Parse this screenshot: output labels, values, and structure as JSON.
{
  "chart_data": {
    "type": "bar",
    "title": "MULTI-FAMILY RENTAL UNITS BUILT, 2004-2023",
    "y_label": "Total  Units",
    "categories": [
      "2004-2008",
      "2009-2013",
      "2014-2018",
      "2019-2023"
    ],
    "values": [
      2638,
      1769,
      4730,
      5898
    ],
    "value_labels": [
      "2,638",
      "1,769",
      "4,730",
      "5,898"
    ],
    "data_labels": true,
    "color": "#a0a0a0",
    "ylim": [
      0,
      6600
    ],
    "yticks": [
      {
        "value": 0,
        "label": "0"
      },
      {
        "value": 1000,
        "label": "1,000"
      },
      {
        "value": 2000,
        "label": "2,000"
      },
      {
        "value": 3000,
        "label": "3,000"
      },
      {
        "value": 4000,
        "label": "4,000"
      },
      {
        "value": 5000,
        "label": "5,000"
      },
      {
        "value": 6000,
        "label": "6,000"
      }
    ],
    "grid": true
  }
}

• • • •

- _What is needed_
Restate the whole of the material exactly.

- _Output for this exercise_
Parse this screenshot: output labels, values, and structure as JSON.
{
  "chart_data": {
    "type": "bar",
    "title": "MULTI-FAMILY RENTAL UNITS BUILT, 2004-2023",
    "y_label": "Total  Units",
    "categories": [
      "2004-2008",
      "2009-2013",
      "2014-2018",
      "2019-2023"
    ],
    "values": [
      2638,
      1769,
      4730,
      5898
    ],
    "value_labels": [
      "2,638",
      "1,769",
      "4,730",
      "5,898"
    ],
    "data_labels": true,
    "color": "#a0a0a0",
    "ylim": [
      0,
      6600
    ],
    "yticks": [
      {
        "value": 0,
        "label": "0"
      },
      {
        "value": 1000,
        "label": "1,000"
      },
      {
        "value": 2000,
        "label": "2,000"
      },
      {
        "value": 3000,
        "label": "3,000"
      },
      {
        "value": 4000,
        "label": "4,000"
      },
      {
        "value": 5000,
        "label": "5,000"
      },
      {
        "value": 6000,
        "label": "6,000"
      }
    ],
    "grid": true
  }
}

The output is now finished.